WHAT TO DO
Can you reproduce, word for word, every line from the very first one through the line containing "x-tick-label: 800 (495, 366, 514, 374)", including both of those lines?

▬▬▬

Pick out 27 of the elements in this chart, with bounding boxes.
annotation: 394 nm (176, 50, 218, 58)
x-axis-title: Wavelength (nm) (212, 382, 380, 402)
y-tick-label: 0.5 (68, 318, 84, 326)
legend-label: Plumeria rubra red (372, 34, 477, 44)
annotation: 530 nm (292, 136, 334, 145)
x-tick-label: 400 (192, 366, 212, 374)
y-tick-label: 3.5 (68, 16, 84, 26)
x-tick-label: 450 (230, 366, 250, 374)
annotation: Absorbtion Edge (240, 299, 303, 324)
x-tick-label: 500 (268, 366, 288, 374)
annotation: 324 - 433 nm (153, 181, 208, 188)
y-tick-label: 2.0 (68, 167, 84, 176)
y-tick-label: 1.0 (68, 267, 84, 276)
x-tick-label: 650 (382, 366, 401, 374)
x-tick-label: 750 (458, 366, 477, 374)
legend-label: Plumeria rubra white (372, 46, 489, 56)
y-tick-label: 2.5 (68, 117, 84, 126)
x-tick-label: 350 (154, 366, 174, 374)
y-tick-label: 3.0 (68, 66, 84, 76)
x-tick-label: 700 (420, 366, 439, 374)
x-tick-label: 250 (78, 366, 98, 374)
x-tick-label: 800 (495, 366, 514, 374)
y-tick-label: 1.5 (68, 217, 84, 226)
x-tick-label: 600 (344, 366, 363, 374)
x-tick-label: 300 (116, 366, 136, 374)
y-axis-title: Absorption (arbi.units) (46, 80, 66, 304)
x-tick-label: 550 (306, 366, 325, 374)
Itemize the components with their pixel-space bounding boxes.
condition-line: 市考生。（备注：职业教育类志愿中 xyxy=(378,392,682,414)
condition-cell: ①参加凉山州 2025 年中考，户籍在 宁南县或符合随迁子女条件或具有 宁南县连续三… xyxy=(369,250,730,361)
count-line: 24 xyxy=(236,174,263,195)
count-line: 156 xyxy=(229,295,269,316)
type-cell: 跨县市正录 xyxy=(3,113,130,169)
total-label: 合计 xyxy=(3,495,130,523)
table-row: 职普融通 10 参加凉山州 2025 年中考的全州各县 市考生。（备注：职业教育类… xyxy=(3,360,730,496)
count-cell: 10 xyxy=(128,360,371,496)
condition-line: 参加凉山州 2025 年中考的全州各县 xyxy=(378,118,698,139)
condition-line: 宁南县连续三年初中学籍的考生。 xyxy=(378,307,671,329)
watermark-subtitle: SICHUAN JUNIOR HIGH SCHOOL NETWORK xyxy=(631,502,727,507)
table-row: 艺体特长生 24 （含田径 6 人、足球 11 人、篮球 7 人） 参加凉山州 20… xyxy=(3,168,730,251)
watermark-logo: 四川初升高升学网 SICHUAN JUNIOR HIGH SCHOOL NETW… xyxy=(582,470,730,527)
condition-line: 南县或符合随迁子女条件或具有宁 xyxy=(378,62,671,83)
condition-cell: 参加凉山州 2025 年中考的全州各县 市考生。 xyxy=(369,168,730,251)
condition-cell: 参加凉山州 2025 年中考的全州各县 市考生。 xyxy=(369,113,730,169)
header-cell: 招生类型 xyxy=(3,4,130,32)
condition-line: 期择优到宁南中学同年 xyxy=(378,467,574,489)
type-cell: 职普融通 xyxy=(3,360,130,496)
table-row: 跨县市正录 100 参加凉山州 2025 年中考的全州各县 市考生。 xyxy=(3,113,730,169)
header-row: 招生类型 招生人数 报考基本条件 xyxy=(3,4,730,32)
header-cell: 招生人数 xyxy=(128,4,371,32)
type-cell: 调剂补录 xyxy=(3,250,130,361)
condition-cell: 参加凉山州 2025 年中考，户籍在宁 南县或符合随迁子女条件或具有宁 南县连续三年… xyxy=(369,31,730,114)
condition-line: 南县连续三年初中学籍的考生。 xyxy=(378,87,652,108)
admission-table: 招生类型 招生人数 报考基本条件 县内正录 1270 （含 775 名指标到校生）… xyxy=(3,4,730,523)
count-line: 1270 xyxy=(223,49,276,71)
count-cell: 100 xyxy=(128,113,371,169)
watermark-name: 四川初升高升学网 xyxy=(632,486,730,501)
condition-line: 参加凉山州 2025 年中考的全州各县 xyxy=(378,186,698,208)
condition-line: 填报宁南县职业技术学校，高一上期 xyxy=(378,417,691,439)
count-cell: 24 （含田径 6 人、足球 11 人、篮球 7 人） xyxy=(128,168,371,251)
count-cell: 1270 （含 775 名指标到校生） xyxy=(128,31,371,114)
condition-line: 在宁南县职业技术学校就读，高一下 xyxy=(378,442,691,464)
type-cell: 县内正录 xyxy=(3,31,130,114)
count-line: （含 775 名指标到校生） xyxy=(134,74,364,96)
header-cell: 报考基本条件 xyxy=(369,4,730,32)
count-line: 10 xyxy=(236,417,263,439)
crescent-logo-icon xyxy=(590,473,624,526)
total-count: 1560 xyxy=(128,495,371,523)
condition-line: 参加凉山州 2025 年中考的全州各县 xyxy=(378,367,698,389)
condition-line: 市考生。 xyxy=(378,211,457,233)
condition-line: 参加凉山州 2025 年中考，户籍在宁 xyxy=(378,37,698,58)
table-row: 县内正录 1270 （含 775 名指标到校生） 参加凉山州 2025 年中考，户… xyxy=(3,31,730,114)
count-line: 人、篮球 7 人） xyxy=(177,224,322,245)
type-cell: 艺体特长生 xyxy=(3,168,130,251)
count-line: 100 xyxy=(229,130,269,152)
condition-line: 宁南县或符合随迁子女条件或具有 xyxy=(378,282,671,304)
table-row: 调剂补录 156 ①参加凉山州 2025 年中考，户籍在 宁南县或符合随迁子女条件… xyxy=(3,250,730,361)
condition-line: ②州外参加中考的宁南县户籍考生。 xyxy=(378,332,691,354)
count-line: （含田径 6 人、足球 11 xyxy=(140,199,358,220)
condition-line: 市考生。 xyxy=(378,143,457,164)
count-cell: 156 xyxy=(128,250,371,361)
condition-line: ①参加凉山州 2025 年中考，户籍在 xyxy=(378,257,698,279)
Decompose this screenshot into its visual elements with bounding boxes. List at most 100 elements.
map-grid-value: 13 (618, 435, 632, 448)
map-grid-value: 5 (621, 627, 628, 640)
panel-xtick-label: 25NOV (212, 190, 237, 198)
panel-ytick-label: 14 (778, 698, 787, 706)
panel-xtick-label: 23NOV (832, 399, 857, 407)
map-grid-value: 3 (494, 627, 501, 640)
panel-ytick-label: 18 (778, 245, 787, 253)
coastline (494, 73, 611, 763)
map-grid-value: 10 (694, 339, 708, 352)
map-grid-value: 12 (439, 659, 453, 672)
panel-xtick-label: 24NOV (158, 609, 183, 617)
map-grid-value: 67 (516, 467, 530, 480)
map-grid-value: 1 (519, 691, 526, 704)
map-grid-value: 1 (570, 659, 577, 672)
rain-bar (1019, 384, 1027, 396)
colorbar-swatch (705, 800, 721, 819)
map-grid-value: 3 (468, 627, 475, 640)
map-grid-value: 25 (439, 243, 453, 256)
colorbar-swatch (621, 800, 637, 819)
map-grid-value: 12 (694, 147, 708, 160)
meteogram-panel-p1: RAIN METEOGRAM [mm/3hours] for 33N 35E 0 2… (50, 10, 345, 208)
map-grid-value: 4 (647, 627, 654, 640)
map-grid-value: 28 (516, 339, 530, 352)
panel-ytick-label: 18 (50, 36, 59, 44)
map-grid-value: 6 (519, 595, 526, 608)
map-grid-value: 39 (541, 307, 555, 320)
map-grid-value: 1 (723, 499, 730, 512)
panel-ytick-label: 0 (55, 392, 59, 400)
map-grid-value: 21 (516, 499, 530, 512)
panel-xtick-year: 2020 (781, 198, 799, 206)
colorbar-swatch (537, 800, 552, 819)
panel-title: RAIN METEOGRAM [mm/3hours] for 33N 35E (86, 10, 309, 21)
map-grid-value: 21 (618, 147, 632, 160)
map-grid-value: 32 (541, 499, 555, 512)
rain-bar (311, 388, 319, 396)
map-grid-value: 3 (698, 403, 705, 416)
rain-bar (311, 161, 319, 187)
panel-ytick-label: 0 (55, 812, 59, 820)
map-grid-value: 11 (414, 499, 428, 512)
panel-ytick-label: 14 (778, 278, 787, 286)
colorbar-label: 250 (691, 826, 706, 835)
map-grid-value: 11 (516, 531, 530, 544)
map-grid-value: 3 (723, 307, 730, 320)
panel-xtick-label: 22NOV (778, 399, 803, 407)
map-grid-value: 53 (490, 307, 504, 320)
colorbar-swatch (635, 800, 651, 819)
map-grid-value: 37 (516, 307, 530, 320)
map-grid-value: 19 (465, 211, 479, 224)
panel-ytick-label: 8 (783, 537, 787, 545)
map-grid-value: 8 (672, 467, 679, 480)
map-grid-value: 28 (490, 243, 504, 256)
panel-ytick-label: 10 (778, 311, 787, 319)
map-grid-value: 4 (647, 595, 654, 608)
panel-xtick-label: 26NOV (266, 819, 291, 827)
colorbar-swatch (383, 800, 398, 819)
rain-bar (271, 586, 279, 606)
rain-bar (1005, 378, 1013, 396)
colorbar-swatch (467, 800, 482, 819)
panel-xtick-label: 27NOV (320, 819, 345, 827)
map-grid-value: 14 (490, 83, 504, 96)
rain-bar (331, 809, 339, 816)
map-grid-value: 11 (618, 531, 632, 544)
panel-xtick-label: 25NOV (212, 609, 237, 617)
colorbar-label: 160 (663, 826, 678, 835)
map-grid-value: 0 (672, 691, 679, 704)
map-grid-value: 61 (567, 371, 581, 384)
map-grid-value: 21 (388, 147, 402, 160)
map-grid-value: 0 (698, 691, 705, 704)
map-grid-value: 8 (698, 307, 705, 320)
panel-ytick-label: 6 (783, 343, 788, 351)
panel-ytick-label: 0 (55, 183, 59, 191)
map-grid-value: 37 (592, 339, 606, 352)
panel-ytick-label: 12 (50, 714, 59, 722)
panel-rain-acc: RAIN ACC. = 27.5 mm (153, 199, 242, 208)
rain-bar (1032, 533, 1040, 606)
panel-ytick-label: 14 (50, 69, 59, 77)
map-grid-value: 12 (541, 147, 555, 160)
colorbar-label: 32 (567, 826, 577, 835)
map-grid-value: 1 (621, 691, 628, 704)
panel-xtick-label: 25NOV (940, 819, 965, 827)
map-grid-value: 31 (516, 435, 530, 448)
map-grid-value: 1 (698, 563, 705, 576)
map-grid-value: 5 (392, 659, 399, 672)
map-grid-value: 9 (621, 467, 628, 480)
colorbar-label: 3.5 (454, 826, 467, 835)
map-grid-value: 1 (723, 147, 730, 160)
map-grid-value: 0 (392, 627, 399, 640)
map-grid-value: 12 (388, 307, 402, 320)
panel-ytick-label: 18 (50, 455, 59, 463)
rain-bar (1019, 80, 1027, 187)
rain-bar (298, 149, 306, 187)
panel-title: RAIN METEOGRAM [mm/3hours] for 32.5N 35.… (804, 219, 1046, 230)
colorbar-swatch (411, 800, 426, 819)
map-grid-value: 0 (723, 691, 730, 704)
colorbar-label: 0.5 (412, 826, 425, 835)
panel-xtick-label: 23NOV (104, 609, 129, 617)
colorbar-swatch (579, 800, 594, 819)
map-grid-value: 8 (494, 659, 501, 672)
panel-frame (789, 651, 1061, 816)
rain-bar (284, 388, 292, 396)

▬▬▬

TASK OUTPUT
Pick out 27 of the elements in this chart, with bounding boxes.
annotation: 394 nm (176, 50, 218, 58)
x-axis-title: Wavelength (nm) (212, 382, 380, 402)
y-tick-label: 0.5 (68, 318, 84, 326)
legend-label: Plumeria rubra red (372, 34, 477, 44)
annotation: 530 nm (292, 136, 334, 145)
x-tick-label: 400 (192, 366, 212, 374)
y-tick-label: 3.5 (68, 16, 84, 26)
x-tick-label: 450 (230, 366, 250, 374)
annotation: Absorbtion Edge (240, 299, 303, 324)
x-tick-label: 500 (268, 366, 288, 374)
annotation: 324 - 433 nm (153, 181, 208, 188)
y-tick-label: 2.0 (68, 167, 84, 176)
y-tick-label: 1.0 (68, 267, 84, 276)
x-tick-label: 650 (382, 366, 401, 374)
x-tick-label: 750 (458, 366, 477, 374)
legend-label: Plumeria rubra white (372, 46, 489, 56)
y-tick-label: 2.5 (68, 117, 84, 126)
x-tick-label: 350 (154, 366, 174, 374)
y-tick-label: 3.0 (68, 66, 84, 76)
x-tick-label: 700 (420, 366, 439, 374)
x-tick-label: 250 (78, 366, 98, 374)
x-tick-label: 800 (495, 366, 514, 374)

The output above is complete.